◆ Instructions to follow
Select and copy out every line in the records containing "exclamatory".

◆ Data in this exercise
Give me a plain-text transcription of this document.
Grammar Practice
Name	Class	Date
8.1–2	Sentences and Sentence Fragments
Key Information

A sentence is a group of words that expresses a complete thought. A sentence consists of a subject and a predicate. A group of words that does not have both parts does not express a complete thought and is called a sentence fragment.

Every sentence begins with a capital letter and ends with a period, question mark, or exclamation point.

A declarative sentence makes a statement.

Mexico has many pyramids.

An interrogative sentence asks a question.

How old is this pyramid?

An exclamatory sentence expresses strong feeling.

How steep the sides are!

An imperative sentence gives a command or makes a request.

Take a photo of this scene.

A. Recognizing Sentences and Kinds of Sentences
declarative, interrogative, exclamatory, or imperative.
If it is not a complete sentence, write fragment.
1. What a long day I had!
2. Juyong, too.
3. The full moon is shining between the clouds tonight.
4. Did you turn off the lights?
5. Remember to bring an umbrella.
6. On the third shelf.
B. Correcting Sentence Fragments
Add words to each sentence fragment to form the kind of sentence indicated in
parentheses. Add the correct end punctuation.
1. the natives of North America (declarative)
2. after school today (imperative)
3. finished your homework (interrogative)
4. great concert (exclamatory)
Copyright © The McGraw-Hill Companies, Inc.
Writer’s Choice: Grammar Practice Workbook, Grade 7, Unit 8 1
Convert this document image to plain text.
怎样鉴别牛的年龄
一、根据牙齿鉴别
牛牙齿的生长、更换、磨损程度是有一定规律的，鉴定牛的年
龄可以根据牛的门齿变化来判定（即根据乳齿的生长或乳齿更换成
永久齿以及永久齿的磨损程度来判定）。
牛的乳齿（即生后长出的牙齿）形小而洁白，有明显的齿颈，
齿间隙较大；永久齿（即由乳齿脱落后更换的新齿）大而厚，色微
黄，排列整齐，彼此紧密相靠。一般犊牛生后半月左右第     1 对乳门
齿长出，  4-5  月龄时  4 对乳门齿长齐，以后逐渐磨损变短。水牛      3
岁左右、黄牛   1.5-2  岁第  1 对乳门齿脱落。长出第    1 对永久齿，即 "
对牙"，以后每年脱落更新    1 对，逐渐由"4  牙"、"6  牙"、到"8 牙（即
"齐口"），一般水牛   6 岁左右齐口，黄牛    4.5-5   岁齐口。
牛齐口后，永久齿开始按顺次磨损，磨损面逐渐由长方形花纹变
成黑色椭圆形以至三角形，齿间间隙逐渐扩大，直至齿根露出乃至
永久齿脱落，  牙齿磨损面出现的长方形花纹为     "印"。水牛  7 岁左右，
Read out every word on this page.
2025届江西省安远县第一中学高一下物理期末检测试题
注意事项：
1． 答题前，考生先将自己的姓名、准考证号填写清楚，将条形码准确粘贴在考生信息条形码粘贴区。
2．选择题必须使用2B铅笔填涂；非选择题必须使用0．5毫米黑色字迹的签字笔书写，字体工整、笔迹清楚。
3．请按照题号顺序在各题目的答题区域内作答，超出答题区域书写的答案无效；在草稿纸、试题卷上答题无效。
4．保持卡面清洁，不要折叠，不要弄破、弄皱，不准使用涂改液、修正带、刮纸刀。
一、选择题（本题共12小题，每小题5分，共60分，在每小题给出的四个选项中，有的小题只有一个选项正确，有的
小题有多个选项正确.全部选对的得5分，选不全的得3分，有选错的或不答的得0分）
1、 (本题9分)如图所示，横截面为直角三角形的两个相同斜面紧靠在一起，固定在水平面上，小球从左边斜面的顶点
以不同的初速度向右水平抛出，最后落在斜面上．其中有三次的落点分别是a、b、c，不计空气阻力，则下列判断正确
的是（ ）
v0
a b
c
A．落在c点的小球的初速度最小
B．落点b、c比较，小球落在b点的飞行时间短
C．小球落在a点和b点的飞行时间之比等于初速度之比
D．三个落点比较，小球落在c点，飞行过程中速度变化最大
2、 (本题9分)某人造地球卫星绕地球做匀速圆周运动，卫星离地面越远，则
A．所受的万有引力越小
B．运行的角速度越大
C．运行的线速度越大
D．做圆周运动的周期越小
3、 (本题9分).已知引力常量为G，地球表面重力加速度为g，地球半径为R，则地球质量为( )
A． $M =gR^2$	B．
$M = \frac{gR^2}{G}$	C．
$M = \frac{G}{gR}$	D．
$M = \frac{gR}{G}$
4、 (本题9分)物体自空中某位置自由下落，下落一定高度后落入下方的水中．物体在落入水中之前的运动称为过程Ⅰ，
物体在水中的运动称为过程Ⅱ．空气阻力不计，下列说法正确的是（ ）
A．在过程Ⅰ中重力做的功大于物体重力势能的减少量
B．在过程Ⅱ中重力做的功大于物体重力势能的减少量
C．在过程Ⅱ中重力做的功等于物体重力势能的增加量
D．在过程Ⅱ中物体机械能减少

◆ Task result
An exclamatory sentence expresses strong feeling.
declarative, interrogative, exclamatory, or imperative.
4. great concert (exclamatory)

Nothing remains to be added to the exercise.